**TASK BRIEF**
Below are records. Transcribe exactly the lines from the one that contains "What text is on this page?" through the last line, leaving any pictures out.

**LISTED ENTRIES**
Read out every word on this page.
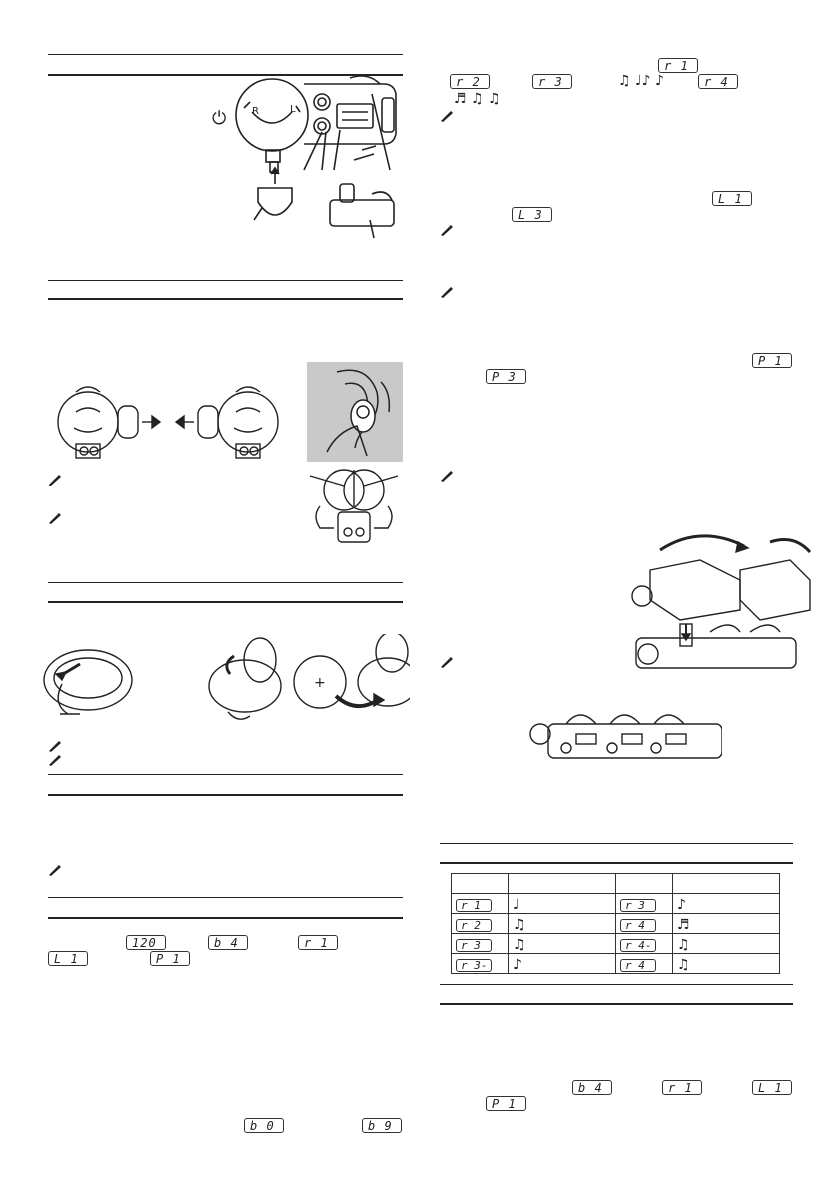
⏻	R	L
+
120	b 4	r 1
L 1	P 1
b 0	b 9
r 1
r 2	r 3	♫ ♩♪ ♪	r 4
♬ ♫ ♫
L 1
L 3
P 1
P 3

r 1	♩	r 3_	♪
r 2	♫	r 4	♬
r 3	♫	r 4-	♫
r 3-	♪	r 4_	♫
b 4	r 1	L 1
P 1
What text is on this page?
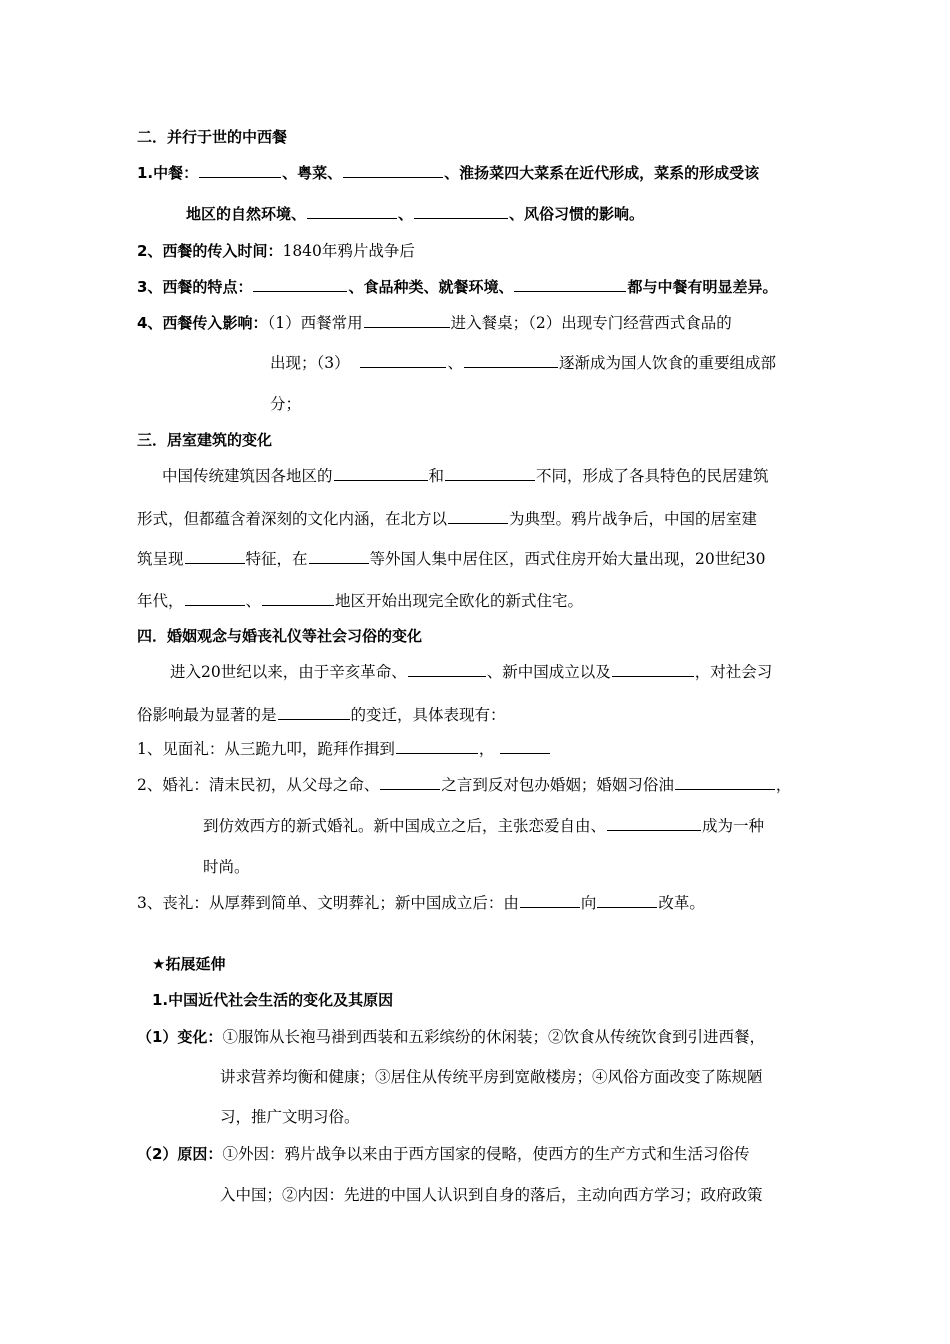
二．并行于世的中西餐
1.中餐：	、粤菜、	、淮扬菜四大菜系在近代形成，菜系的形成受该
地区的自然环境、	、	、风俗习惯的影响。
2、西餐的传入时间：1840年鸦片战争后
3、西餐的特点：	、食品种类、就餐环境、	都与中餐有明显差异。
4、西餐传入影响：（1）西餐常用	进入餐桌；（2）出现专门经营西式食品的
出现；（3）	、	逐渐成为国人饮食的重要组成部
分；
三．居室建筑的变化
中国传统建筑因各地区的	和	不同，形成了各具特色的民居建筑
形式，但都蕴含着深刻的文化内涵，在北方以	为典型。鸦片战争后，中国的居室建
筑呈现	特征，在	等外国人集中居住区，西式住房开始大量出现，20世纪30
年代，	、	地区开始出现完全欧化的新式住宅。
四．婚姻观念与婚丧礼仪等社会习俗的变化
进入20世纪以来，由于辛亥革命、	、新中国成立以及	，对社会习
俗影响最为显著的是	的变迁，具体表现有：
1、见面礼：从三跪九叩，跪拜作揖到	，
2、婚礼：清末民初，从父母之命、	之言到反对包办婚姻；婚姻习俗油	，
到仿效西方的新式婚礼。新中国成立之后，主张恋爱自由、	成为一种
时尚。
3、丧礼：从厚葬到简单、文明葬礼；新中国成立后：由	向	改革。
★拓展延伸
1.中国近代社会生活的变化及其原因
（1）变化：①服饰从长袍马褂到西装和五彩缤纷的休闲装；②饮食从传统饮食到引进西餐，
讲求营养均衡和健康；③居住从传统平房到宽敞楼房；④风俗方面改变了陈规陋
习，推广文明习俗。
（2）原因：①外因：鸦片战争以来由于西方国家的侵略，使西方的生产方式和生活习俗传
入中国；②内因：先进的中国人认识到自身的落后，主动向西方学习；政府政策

**RESULT OF THIS TASK**
What text is on this page?
二．并行于世的中西餐
1.中餐：	、粤菜、	、淮扬菜四大菜系在近代形成，菜系的形成受该
地区的自然环境、	、	、风俗习惯的影响。
2、西餐的传入时间：1840年鸦片战争后
3、西餐的特点：	、食品种类、就餐环境、	都与中餐有明显差异。
4、西餐传入影响：（1）西餐常用	进入餐桌；（2）出现专门经营西式食品的
出现；（3）	、	逐渐成为国人饮食的重要组成部
分；
三．居室建筑的变化
中国传统建筑因各地区的	和	不同，形成了各具特色的民居建筑
形式，但都蕴含着深刻的文化内涵，在北方以	为典型。鸦片战争后，中国的居室建
筑呈现	特征，在	等外国人集中居住区，西式住房开始大量出现，20世纪30
年代，	、	地区开始出现完全欧化的新式住宅。
四．婚姻观念与婚丧礼仪等社会习俗的变化
进入20世纪以来，由于辛亥革命、	、新中国成立以及	，对社会习
俗影响最为显著的是	的变迁，具体表现有：
1、见面礼：从三跪九叩，跪拜作揖到	，
2、婚礼：清末民初，从父母之命、	之言到反对包办婚姻；婚姻习俗油	，
到仿效西方的新式婚礼。新中国成立之后，主张恋爱自由、	成为一种
时尚。
3、丧礼：从厚葬到简单、文明葬礼；新中国成立后：由	向	改革。
★拓展延伸
1.中国近代社会生活的变化及其原因
（1）变化：①服饰从长袍马褂到西装和五彩缤纷的休闲装；②饮食从传统饮食到引进西餐，
讲求营养均衡和健康；③居住从传统平房到宽敞楼房；④风俗方面改变了陈规陋
习，推广文明习俗。
（2）原因：①外因：鸦片战争以来由于西方国家的侵略，使西方的生产方式和生活习俗传
入中国；②内因：先进的中国人认识到自身的落后，主动向西方学习；政府政策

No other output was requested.